TO BE DONE:
Copy out all lines that hold "title".
**** MATERIALS PROVIDED
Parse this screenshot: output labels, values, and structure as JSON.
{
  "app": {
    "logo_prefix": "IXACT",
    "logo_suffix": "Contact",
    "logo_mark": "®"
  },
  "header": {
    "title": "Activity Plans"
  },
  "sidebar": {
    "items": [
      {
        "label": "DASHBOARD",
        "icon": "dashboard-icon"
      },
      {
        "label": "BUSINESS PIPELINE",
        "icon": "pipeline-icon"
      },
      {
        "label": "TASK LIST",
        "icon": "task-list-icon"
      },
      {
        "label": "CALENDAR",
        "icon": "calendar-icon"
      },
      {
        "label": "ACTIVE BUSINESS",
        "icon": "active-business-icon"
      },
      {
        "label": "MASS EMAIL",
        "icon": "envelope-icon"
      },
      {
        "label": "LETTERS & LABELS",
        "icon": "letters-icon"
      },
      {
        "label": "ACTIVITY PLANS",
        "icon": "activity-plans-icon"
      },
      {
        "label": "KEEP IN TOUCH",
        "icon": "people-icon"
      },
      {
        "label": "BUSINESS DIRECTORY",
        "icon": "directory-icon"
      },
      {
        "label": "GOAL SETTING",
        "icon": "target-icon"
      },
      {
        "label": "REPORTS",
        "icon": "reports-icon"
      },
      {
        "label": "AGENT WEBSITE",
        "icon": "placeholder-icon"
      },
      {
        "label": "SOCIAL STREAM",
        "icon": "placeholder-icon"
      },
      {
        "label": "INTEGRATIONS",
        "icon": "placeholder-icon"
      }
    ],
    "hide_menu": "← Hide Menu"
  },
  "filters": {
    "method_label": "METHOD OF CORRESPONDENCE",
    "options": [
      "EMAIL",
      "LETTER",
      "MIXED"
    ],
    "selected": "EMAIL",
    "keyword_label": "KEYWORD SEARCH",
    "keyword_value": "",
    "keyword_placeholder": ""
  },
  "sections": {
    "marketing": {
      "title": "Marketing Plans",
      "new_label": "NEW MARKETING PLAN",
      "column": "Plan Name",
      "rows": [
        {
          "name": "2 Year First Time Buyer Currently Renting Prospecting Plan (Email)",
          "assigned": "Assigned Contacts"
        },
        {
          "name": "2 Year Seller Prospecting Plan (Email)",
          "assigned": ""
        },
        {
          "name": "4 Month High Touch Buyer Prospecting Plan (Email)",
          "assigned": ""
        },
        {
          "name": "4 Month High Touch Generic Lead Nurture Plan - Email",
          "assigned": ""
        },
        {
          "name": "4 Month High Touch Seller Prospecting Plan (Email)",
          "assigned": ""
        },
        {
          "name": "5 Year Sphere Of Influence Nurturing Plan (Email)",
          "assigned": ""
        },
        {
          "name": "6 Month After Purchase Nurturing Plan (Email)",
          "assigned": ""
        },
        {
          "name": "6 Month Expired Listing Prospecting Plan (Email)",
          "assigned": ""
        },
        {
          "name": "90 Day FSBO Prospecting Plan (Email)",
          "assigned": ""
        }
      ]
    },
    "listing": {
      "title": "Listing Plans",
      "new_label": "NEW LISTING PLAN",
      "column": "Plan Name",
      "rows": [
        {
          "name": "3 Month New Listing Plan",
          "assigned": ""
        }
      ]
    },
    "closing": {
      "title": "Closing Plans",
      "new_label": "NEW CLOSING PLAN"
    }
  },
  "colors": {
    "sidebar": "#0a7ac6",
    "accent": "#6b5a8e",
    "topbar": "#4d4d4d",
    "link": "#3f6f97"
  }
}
********
ANSWER TO THE EXERCISE:
    "title": "Activity Plans"
      "title": "Marketing Plans",
      "title": "Listing Plans",
      "title": "Closing Plans",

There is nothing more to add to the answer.